- **TASK OBJECTIVE**
Extract every line that contains the string "screenshot".

* Start ENTRIES PROVIDED *

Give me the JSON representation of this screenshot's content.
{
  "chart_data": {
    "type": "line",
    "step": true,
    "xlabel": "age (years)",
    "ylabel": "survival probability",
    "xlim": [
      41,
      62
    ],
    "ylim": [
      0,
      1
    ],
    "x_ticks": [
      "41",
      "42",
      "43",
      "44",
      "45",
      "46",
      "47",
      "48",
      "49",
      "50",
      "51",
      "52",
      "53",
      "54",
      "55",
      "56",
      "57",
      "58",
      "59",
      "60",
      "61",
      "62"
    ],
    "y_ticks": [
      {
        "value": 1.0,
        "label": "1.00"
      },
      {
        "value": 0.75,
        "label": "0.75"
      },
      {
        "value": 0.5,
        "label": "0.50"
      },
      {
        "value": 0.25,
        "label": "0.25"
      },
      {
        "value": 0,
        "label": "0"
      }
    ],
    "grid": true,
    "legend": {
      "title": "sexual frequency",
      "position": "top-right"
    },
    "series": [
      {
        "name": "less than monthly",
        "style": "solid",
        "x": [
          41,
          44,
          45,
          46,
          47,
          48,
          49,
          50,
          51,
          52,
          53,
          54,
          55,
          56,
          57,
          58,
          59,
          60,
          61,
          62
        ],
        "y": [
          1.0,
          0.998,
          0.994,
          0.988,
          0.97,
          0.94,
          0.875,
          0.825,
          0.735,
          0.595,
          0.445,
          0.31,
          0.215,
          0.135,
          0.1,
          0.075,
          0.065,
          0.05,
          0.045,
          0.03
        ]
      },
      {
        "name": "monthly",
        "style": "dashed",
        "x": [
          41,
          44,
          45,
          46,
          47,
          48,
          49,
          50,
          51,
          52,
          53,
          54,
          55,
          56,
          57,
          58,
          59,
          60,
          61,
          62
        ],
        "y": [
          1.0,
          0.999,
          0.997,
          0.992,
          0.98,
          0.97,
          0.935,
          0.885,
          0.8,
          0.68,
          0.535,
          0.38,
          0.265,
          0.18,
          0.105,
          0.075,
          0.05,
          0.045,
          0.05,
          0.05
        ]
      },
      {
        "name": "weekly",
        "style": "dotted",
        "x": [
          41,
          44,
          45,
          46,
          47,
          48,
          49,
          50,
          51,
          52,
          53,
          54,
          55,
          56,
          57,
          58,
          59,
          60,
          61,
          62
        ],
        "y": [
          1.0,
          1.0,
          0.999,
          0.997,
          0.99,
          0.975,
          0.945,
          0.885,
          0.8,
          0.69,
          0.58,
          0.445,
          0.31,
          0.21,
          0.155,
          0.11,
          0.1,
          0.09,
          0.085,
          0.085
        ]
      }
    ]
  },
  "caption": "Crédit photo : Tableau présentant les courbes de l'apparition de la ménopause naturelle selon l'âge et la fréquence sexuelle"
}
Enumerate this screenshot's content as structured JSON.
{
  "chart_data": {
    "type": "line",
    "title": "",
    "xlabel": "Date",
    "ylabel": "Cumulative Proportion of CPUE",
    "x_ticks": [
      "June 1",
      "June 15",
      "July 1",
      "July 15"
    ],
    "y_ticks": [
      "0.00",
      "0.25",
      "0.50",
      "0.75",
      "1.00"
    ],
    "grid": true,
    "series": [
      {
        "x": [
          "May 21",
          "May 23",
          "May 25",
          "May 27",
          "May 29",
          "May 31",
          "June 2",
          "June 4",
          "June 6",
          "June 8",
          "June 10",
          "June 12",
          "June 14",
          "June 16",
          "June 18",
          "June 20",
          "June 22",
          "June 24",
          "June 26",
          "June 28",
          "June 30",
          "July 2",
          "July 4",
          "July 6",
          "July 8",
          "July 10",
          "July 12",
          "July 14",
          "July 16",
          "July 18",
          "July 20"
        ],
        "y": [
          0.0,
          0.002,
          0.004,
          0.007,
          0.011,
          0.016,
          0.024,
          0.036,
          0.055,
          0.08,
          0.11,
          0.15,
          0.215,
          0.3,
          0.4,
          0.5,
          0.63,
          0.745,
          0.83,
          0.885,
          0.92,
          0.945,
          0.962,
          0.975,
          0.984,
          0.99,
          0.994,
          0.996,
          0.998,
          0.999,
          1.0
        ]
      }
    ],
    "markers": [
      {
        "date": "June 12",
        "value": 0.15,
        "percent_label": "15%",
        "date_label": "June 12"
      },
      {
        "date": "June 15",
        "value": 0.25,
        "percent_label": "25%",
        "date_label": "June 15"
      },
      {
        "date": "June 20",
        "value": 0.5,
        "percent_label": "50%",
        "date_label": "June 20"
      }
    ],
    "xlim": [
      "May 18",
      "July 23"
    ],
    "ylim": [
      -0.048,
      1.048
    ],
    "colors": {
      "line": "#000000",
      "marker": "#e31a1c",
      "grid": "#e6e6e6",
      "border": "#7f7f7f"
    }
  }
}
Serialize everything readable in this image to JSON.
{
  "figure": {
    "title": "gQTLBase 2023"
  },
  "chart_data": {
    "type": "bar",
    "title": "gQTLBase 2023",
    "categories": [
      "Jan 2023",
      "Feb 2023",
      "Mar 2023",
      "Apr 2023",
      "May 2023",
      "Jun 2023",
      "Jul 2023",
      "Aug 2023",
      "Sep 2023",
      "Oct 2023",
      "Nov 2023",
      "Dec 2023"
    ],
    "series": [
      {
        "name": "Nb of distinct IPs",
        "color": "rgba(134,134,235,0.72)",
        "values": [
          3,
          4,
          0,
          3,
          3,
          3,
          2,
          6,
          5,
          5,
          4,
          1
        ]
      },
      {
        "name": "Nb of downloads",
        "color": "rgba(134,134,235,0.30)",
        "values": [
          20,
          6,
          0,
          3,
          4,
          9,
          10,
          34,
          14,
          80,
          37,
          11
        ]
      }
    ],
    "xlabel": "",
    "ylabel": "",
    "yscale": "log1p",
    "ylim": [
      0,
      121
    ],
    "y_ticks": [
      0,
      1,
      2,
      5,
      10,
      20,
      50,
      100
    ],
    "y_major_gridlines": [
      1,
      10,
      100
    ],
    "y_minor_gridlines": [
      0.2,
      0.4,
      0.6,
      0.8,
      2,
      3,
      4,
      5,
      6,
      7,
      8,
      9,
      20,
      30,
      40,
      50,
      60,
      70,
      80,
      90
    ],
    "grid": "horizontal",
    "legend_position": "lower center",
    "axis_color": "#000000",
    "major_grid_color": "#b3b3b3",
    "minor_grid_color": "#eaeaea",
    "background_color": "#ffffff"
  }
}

* End ENTRIES PROVIDED *

- **EXPECTED OUTPUT**
Give me the JSON representation of this screenshot's content.
Enumerate this screenshot's content as structured JSON.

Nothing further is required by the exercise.